■ Instructions to follow: Transcribe the listing exactly, leaving out every picture.

■ Data extract:
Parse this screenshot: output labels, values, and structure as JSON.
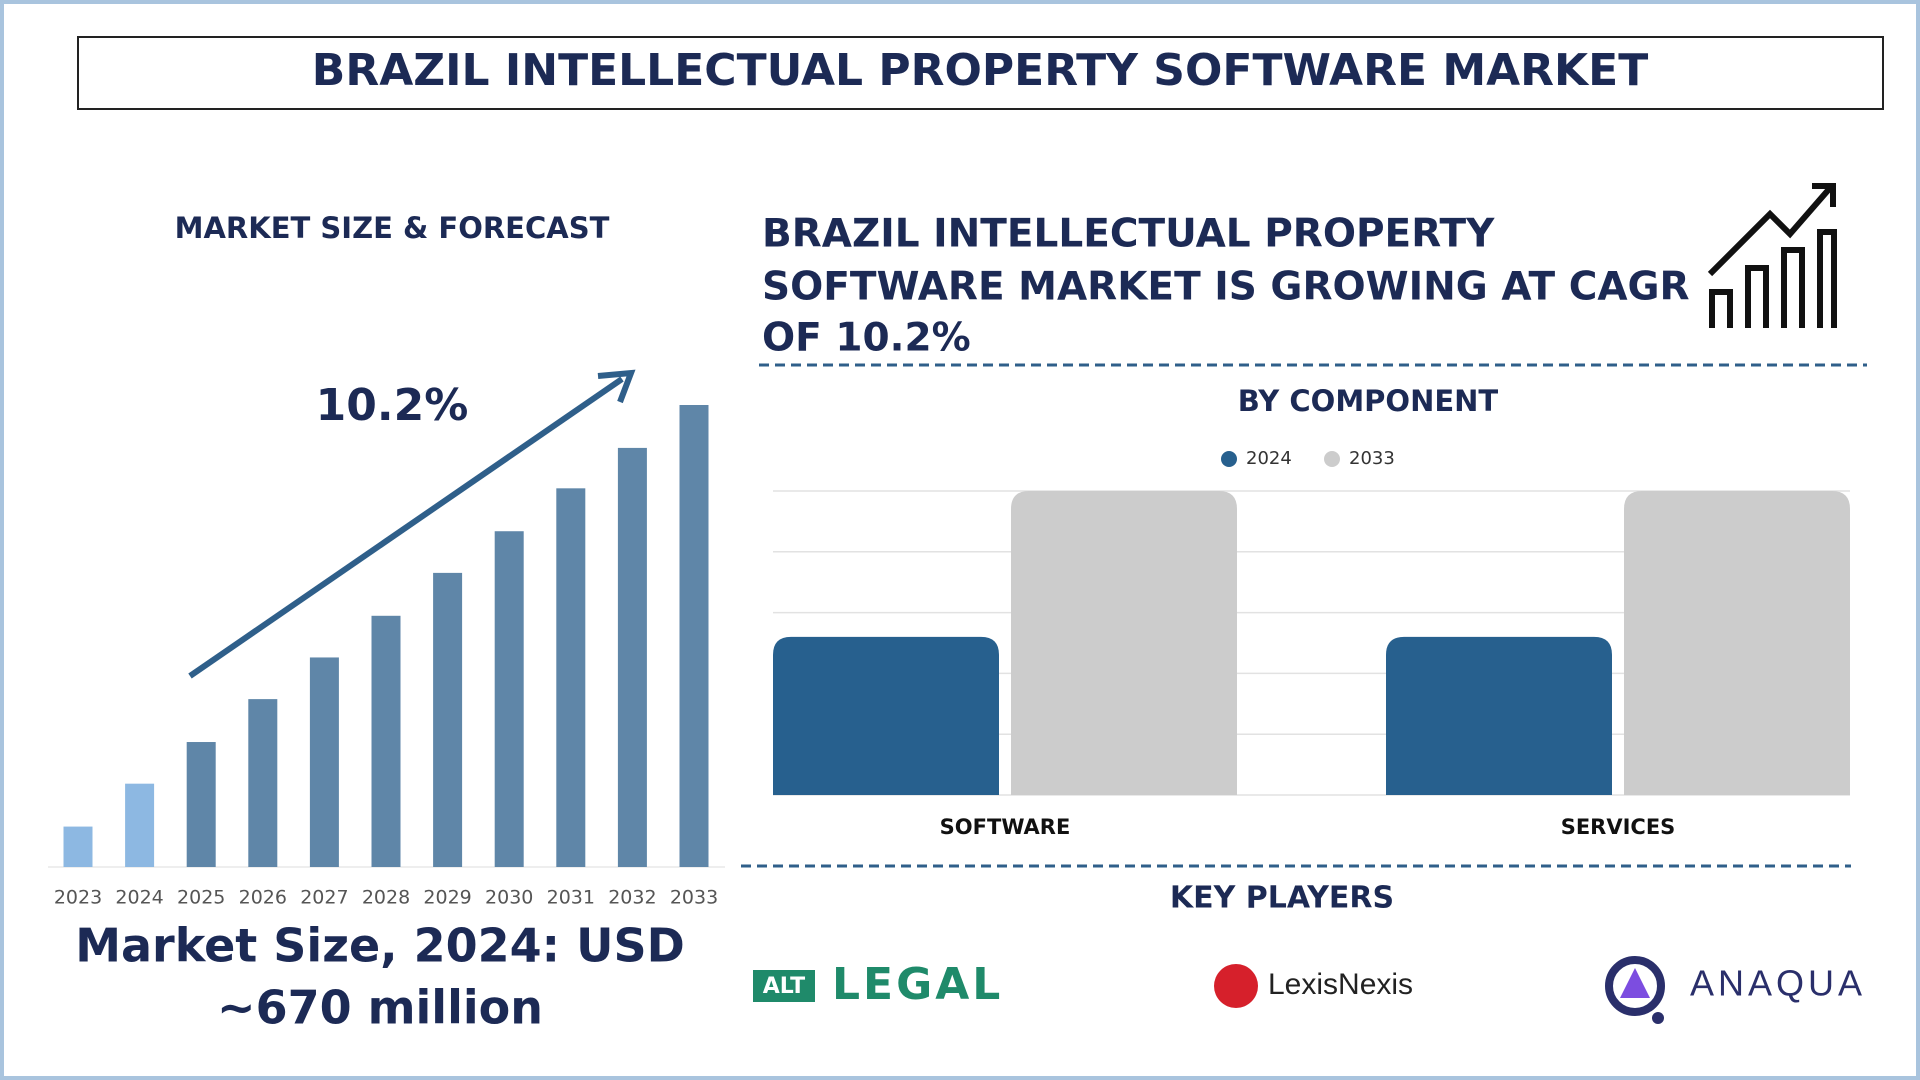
{
  "header": {
    "title": "BRAZIL INTELLECTUAL PROPERTY SOFTWARE MARKET"
  },
  "headline": [
    "BRAZIL INTELLECTUAL PROPERTY",
    "SOFTWARE MARKET IS GROWING AT CAGR",
    "OF 10.2%"
  ],
  "chart_data": [
    {
      "type": "bar",
      "title": "MARKET SIZE & FORECAST",
      "annotation": "10.2%",
      "categories": [
        "2023",
        "2024",
        "2025",
        "2026",
        "2027",
        "2028",
        "2029",
        "2030",
        "2031",
        "2032",
        "2033"
      ],
      "values": [
        325,
        670,
        1005,
        1350,
        1685,
        2020,
        2365,
        2700,
        3045,
        3370,
        3715
      ],
      "colors": [
        "#8db8e2",
        "#8db8e2",
        "#5f86a8",
        "#5f86a8",
        "#5f86a8",
        "#5f86a8",
        "#5f86a8",
        "#5f86a8",
        "#5f86a8",
        "#5f86a8",
        "#5f86a8"
      ],
      "footnote": [
        "Market Size, 2024: USD",
        "~670 million"
      ]
    },
    {
      "type": "grouped-bar",
      "title": "BY COMPONENT",
      "categories": [
        "SOFTWARE",
        "SERVICES"
      ],
      "series": [
        {
          "name": "2024",
          "color": "#27608e",
          "values": [
            2.6,
            2.6
          ]
        },
        {
          "name": "2033",
          "color": "#cccccc",
          "values": [
            5,
            5
          ]
        }
      ],
      "ylim": [
        0,
        5
      ],
      "yticks": [
        0,
        1,
        2,
        3,
        4,
        5
      ],
      "tick_labels": false,
      "grid": true,
      "legend": "top"
    }
  ],
  "key_players": {
    "title": "KEY PLAYERS",
    "players": [
      {
        "badge": "ALT",
        "name": "LEGAL"
      },
      {
        "name": "LexisNexis"
      },
      {
        "name": "ANAQUA"
      }
    ]
  }
}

■ The completed task:
Parse this screenshot: output labels, values, and structure as JSON.
{
  "header": {
    "title": "BRAZIL INTELLECTUAL PROPERTY SOFTWARE MARKET"
  },
  "headline": [
    "BRAZIL INTELLECTUAL PROPERTY",
    "SOFTWARE MARKET IS GROWING AT CAGR",
    "OF 10.2%"
  ],
  "chart_data": [
    {
      "type": "bar",
      "title": "MARKET SIZE & FORECAST",
      "annotation": "10.2%",
      "categories": [
        "2023",
        "2024",
        "2025",
        "2026",
        "2027",
        "2028",
        "2029",
        "2030",
        "2031",
        "2032",
        "2033"
      ],
      "values": [
        325,
        670,
        1005,
        1350,
        1685,
        2020,
        2365,
        2700,
        3045,
        3370,
        3715
      ],
      "colors": [
        "#8db8e2",
        "#8db8e2",
        "#5f86a8",
        "#5f86a8",
        "#5f86a8",
        "#5f86a8",
        "#5f86a8",
        "#5f86a8",
        "#5f86a8",
        "#5f86a8",
        "#5f86a8"
      ],
      "footnote": [
        "Market Size, 2024: USD",
        "~670 million"
      ]
    },
    {
      "type": "grouped-bar",
      "title": "BY COMPONENT",
      "categories": [
        "SOFTWARE",
        "SERVICES"
      ],
      "series": [
        {
          "name": "2024",
          "color": "#27608e",
          "values": [
            2.6,
            2.6
          ]
        },
        {
          "name": "2033",
          "color": "#cccccc",
          "values": [
            5,
            5
          ]
        }
      ],
      "ylim": [
        0,
        5
      ],
      "yticks": [
        0,
        1,
        2,
        3,
        4,
        5
      ],
      "tick_labels": false,
      "grid": true,
      "legend": "top"
    }
  ],
  "key_players": {
    "title": "KEY PLAYERS",
    "players": [
      {
        "badge": "ALT",
        "name": "LEGAL"
      },
      {
        "name": "LexisNexis"
      },
      {
        "name": "ANAQUA"
      }
    ]
  }
}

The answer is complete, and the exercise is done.